**Exercise data:**
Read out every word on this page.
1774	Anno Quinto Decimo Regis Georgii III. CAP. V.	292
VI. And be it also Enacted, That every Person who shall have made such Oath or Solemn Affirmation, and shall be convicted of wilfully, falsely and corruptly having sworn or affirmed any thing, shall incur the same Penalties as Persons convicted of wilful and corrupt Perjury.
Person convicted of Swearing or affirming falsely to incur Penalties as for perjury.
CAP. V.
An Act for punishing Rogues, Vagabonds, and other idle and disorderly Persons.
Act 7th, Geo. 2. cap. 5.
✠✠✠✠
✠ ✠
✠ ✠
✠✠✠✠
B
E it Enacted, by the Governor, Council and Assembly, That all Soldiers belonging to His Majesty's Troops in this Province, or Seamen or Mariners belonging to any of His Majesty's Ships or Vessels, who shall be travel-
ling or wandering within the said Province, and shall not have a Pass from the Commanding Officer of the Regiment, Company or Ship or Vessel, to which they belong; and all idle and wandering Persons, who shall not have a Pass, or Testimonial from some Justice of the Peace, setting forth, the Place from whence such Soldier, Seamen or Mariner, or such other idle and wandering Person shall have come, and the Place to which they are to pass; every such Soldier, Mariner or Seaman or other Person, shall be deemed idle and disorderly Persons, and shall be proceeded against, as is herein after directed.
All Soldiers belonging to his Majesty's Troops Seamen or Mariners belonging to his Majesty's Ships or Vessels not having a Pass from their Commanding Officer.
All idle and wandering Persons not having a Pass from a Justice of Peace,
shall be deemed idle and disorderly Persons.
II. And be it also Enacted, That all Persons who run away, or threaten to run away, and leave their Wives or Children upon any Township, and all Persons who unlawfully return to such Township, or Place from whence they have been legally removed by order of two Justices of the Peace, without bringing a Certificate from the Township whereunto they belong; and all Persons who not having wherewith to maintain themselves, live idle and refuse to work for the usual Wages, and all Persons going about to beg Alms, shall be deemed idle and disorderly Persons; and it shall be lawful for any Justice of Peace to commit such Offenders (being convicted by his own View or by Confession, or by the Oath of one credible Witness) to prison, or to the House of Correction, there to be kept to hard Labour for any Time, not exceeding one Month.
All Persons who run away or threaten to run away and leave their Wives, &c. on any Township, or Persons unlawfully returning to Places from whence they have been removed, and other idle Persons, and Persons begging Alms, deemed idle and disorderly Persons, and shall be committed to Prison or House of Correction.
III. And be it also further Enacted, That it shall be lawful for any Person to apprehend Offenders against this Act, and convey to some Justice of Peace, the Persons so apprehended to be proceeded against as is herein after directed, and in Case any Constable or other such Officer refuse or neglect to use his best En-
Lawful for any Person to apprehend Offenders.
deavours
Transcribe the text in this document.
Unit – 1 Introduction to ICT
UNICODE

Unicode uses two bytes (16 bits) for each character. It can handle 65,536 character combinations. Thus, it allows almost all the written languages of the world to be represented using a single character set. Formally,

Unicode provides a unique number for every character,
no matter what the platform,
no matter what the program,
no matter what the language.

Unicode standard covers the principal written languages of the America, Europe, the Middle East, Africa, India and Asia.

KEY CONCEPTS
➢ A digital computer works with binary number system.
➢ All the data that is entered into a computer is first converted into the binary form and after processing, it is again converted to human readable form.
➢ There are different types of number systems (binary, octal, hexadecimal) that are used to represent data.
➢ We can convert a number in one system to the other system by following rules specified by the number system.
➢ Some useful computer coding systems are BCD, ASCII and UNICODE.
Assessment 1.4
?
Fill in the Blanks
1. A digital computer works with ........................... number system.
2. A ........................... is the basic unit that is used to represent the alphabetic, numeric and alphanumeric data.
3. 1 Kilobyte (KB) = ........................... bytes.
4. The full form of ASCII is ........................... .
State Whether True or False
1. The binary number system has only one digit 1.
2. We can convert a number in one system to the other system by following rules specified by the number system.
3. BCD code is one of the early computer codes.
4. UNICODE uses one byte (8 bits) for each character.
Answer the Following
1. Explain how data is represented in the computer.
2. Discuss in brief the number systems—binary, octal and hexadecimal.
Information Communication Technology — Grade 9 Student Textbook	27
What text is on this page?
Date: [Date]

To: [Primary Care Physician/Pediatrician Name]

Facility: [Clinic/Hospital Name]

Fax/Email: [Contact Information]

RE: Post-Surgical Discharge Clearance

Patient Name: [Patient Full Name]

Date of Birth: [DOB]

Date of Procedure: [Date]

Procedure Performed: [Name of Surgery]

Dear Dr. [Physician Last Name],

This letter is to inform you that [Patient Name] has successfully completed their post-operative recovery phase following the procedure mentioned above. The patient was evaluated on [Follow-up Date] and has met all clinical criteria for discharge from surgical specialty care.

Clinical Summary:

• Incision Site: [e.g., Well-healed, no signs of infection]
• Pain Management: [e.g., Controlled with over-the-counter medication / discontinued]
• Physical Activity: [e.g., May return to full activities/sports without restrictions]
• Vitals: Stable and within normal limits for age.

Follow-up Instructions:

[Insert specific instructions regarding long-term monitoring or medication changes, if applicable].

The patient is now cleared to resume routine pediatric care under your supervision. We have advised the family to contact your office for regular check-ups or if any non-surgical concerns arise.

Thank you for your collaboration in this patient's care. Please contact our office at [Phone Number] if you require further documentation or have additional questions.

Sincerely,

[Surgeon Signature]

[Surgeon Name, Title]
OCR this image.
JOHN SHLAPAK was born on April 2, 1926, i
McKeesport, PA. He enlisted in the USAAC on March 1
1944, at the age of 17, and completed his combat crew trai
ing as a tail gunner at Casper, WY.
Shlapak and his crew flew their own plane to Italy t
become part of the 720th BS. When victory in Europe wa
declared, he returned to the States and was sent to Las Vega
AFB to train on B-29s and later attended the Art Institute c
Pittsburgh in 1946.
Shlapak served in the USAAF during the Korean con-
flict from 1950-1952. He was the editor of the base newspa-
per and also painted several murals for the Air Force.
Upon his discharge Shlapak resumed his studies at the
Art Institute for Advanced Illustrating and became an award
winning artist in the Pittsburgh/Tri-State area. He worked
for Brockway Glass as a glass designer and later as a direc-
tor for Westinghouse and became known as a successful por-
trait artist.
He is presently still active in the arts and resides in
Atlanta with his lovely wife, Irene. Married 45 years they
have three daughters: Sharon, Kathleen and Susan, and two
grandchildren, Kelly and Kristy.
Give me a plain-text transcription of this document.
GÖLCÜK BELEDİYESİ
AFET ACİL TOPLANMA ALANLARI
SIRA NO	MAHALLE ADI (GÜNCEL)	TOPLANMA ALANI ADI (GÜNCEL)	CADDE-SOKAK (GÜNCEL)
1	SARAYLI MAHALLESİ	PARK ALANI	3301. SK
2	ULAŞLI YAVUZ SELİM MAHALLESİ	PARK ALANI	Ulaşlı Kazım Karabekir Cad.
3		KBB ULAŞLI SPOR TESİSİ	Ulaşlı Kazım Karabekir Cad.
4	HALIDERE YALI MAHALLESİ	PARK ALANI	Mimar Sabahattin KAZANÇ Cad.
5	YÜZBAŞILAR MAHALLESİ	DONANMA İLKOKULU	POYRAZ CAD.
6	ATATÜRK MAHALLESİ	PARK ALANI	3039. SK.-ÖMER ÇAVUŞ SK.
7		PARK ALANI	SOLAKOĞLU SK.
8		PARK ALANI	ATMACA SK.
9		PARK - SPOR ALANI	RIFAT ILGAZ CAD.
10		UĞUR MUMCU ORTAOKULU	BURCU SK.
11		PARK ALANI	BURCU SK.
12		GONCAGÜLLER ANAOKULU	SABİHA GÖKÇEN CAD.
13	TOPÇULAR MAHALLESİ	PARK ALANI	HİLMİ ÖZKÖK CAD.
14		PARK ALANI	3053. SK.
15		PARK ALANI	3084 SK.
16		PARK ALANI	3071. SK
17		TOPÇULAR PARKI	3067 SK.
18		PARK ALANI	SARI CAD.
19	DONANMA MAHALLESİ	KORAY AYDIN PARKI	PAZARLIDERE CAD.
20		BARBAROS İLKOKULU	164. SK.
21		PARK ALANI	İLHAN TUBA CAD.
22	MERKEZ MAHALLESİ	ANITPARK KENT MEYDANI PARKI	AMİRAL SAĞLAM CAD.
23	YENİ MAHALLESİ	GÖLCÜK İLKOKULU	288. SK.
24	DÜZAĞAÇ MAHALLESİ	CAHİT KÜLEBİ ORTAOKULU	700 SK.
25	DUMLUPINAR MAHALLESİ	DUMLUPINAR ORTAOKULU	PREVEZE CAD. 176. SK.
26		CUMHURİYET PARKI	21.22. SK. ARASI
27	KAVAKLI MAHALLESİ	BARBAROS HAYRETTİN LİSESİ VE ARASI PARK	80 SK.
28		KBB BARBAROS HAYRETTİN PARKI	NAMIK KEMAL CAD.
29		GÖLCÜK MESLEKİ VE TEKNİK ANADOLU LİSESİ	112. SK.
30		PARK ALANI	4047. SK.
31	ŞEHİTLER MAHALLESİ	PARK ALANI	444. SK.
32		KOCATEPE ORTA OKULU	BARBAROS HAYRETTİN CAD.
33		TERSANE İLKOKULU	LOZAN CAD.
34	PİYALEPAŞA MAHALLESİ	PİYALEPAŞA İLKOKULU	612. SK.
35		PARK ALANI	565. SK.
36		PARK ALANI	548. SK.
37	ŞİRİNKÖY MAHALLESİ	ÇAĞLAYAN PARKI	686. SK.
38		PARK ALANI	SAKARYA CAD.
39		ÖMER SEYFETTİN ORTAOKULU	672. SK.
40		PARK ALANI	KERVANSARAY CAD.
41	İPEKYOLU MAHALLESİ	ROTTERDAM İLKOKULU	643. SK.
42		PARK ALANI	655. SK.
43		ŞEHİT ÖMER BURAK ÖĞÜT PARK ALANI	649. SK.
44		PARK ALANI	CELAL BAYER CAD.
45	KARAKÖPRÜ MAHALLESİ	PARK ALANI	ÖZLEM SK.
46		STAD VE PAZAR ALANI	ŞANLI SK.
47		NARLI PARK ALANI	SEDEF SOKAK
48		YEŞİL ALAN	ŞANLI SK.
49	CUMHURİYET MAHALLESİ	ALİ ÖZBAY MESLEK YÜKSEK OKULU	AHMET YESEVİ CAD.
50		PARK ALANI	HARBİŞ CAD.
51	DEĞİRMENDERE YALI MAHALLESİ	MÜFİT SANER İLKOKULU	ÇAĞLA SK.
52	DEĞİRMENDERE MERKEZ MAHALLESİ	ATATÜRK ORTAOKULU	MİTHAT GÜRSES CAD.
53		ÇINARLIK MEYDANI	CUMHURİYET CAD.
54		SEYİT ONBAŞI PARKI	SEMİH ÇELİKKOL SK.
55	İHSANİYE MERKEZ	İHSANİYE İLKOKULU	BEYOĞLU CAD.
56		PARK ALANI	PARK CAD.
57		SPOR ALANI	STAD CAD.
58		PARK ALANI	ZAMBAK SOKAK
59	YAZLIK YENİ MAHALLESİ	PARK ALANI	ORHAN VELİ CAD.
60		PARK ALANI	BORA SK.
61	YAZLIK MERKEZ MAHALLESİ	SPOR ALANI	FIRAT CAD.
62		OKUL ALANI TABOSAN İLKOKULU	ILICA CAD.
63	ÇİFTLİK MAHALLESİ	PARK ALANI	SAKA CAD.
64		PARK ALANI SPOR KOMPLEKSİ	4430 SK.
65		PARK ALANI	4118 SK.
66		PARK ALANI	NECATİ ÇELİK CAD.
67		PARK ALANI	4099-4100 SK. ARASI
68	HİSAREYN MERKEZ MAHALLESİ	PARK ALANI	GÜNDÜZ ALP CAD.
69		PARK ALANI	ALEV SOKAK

**Directive:**
All lines of the data above that include the word "GÖLCÜK" must be shown.

**Answer:**
GÖLCÜK BELEDİYESİ
23	YENİ MAHALLESİ	GÖLCÜK İLKOKULU	288. SK.
29		GÖLCÜK MESLEKİ VE TEKNİK ANADOLU LİSESİ	112. SK.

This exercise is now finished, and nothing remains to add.